> **WORK TO COMPLETE**: List each line of the data in which the string "Кровельщик" appears.

┌──

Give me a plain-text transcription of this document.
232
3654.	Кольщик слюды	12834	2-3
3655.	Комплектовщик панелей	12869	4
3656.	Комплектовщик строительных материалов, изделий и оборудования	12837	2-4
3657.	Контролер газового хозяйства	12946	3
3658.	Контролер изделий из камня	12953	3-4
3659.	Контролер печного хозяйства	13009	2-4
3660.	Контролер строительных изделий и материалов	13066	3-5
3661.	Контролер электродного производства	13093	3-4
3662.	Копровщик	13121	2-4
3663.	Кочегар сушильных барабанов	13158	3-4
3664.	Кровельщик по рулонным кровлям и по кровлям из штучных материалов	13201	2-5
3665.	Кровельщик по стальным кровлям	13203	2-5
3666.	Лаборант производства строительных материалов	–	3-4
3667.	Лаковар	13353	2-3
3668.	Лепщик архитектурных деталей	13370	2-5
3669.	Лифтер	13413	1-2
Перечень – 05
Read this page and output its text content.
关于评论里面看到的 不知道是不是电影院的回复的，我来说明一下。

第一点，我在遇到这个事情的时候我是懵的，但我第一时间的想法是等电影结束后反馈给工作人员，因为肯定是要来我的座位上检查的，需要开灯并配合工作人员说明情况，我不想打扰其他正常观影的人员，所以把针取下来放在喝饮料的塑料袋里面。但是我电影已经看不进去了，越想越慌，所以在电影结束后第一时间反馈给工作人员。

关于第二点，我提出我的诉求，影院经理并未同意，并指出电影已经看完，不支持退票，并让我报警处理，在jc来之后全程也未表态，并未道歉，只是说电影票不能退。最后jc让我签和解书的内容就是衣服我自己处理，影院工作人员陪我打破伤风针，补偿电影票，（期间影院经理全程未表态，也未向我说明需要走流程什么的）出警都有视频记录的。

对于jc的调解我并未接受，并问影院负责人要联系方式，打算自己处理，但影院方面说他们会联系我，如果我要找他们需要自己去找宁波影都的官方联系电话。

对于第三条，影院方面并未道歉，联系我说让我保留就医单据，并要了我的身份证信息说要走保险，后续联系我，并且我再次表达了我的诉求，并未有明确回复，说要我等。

└──

> **SOLUTION**:
3664.	Кровельщик по рулонным кровлям и по кровлям из штучных материалов	13201	2-5
3665.	Кровельщик по стальным кровлям	13203	2-5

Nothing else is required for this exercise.